Annotation data for visual layouts:

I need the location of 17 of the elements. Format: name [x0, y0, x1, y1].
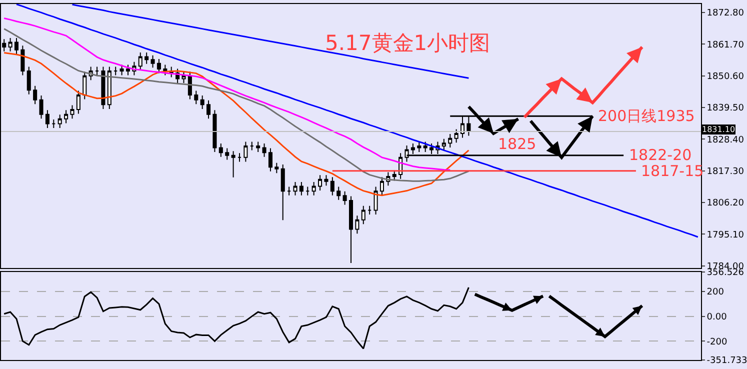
- y-tick-label: 1795.10: [706, 230, 744, 240]
- y-tick-label: 1828.40: [706, 135, 744, 146]
- y-tick-label: 1839.50: [706, 104, 744, 114]
- ref-line-label: 1831.10: [702, 125, 736, 134]
- annotation: 1822-20: [629, 146, 692, 164]
- y-tick-label: 1817.30: [706, 166, 744, 177]
- y-tick-label: 0.00: [706, 312, 728, 322]
- y-tick-label: 1806.20: [706, 198, 744, 209]
- y-tick-label: 1850.60: [706, 72, 744, 82]
- y-tick-label: 1872.80: [706, 8, 744, 19]
- annotation: 1825: [498, 135, 536, 153]
- y-tick-label: -200: [706, 337, 728, 348]
- annotation: 200日线1935: [598, 107, 695, 125]
- y-tick-label: -351.733: [706, 356, 747, 366]
- y-tick-label: 200: [706, 288, 724, 298]
- y-tick-label: 1861.70: [706, 40, 744, 50]
- text: 5.17黄金1小时图: [325, 31, 490, 55]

TASK PROMPT: Print the material above line for line, without any change, and leave out the pictures.

ANSWER TO THIS PROBLEM:
I need the location of 17 of the elements. Format: name [x0, y0, x1, y1].
- y-tick-label: 1795.10: [706, 230, 744, 240]
- y-tick-label: 1828.40: [706, 135, 744, 146]
- y-tick-label: 1839.50: [706, 104, 744, 114]
- ref-line-label: 1831.10: [702, 125, 736, 134]
- annotation: 1822-20: [629, 146, 692, 164]
- y-tick-label: 1817.30: [706, 166, 744, 177]
- y-tick-label: 0.00: [706, 312, 728, 322]
- y-tick-label: 1806.20: [706, 198, 744, 209]
- y-tick-label: 1850.60: [706, 72, 744, 82]
- y-tick-label: 1872.80: [706, 8, 744, 19]
- annotation: 1825: [498, 135, 536, 153]
- y-tick-label: -200: [706, 337, 728, 348]
- annotation: 200日线1935: [598, 107, 695, 125]
- y-tick-label: -351.733: [706, 356, 747, 366]
- y-tick-label: 200: [706, 288, 724, 298]
- y-tick-label: 1861.70: [706, 40, 744, 50]
- text: 5.17黄金1小时图: [325, 31, 490, 55]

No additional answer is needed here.